# Task objective:
Restate all of the data exactly.
··· Records for the task
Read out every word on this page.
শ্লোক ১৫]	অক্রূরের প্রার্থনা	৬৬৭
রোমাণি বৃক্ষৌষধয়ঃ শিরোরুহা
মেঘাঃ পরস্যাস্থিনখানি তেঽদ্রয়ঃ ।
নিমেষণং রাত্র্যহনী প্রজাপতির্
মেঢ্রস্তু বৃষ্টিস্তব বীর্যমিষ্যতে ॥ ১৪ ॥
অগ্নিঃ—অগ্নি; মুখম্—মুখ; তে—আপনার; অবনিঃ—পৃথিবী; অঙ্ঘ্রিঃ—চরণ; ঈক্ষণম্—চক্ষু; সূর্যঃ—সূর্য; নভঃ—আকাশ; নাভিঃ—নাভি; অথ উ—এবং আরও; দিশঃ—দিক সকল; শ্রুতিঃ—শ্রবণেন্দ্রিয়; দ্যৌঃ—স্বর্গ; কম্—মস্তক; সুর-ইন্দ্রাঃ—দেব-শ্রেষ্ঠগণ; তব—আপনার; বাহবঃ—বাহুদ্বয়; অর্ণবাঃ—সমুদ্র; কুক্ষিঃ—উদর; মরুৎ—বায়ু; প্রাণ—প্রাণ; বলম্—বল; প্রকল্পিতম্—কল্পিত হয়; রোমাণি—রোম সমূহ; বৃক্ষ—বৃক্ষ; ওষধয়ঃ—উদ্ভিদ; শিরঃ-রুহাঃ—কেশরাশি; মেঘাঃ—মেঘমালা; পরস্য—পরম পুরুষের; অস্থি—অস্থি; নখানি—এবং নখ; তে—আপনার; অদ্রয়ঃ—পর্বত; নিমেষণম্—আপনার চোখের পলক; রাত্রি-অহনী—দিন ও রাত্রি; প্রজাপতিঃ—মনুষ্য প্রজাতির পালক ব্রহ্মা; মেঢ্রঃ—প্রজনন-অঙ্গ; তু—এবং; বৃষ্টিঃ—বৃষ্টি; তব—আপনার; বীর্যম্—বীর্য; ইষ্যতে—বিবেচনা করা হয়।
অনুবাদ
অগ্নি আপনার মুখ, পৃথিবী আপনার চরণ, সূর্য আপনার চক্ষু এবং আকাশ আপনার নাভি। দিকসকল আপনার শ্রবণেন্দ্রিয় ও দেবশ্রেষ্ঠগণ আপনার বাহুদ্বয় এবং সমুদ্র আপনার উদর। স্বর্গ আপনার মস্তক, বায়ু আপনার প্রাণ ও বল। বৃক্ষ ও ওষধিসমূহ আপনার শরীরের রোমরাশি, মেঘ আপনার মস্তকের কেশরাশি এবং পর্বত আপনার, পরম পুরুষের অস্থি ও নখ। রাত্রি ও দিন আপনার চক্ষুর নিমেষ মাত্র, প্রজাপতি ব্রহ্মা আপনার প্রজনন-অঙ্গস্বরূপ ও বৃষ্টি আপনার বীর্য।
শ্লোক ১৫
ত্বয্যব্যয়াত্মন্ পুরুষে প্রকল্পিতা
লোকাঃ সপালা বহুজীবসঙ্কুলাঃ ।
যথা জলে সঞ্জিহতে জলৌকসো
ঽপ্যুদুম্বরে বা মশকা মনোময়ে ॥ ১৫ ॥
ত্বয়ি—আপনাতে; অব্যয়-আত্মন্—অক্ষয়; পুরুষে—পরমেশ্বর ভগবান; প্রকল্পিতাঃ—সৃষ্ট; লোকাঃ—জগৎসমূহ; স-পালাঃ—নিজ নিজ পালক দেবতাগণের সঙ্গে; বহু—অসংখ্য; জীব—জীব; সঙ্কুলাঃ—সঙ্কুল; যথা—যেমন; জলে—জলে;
······
# Output for this exercise:
Read out every word on this page.
শ্লোক ১৫]	অক্রূরের প্রার্থনা	৬৬৭
রোমাণি বৃক্ষৌষধয়ঃ শিরোরুহা
মেঘাঃ পরস্যাস্থিনখানি তেঽদ্রয়ঃ ।
নিমেষণং রাত্র্যহনী প্রজাপতির্
মেঢ্রস্তু বৃষ্টিস্তব বীর্যমিষ্যতে ॥ ১৪ ॥
অগ্নিঃ—অগ্নি; মুখম্—মুখ; তে—আপনার; অবনিঃ—পৃথিবী; অঙ্ঘ্রিঃ—চরণ; ঈক্ষণম্—চক্ষু; সূর্যঃ—সূর্য; নভঃ—আকাশ; নাভিঃ—নাভি; অথ উ—এবং আরও; দিশঃ—দিক সকল; শ্রুতিঃ—শ্রবণেন্দ্রিয়; দ্যৌঃ—স্বর্গ; কম্—মস্তক; সুর-ইন্দ্রাঃ—দেব-শ্রেষ্ঠগণ; তব—আপনার; বাহবঃ—বাহুদ্বয়; অর্ণবাঃ—সমুদ্র; কুক্ষিঃ—উদর; মরুৎ—বায়ু; প্রাণ—প্রাণ; বলম্—বল; প্রকল্পিতম্—কল্পিত হয়; রোমাণি—রোম সমূহ; বৃক্ষ—বৃক্ষ; ওষধয়ঃ—উদ্ভিদ; শিরঃ-রুহাঃ—কেশরাশি; মেঘাঃ—মেঘমালা; পরস্য—পরম পুরুষের; অস্থি—অস্থি; নখানি—এবং নখ; তে—আপনার; অদ্রয়ঃ—পর্বত; নিমেষণম্—আপনার চোখের পলক; রাত্রি-অহনী—দিন ও রাত্রি; প্রজাপতিঃ—মনুষ্য প্রজাতির পালক ব্রহ্মা; মেঢ্রঃ—প্রজনন-অঙ্গ; তু—এবং; বৃষ্টিঃ—বৃষ্টি; তব—আপনার; বীর্যম্—বীর্য; ইষ্যতে—বিবেচনা করা হয়।
অনুবাদ
অগ্নি আপনার মুখ, পৃথিবী আপনার চরণ, সূর্য আপনার চক্ষু এবং আকাশ আপনার নাভি। দিকসকল আপনার শ্রবণেন্দ্রিয় ও দেবশ্রেষ্ঠগণ আপনার বাহুদ্বয় এবং সমুদ্র আপনার উদর। স্বর্গ আপনার মস্তক, বায়ু আপনার প্রাণ ও বল। বৃক্ষ ও ওষধিসমূহ আপনার শরীরের রোমরাশি, মেঘ আপনার মস্তকের কেশরাশি এবং পর্বত আপনার, পরম পুরুষের অস্থি ও নখ। রাত্রি ও দিন আপনার চক্ষুর নিমেষ মাত্র, প্রজাপতি ব্রহ্মা আপনার প্রজনন-অঙ্গস্বরূপ ও বৃষ্টি আপনার বীর্য।
শ্লোক ১৫
ত্বয্যব্যয়াত্মন্ পুরুষে প্রকল্পিতা
লোকাঃ সপালা বহুজীবসঙ্কুলাঃ ।
যথা জলে সঞ্জিহতে জলৌকসো
ঽপ্যুদুম্বরে বা মশকা মনোময়ে ॥ ১৫ ॥
ত্বয়ি—আপনাতে; অব্যয়-আত্মন্—অক্ষয়; পুরুষে—পরমেশ্বর ভগবান; প্রকল্পিতাঃ—সৃষ্ট; লোকাঃ—জগৎসমূহ; স-পালাঃ—নিজ নিজ পালক দেবতাগণের সঙ্গে; বহু—অসংখ্য; জীব—জীব; সঙ্কুলাঃ—সঙ্কুল; যথা—যেমন; জলে—জলে;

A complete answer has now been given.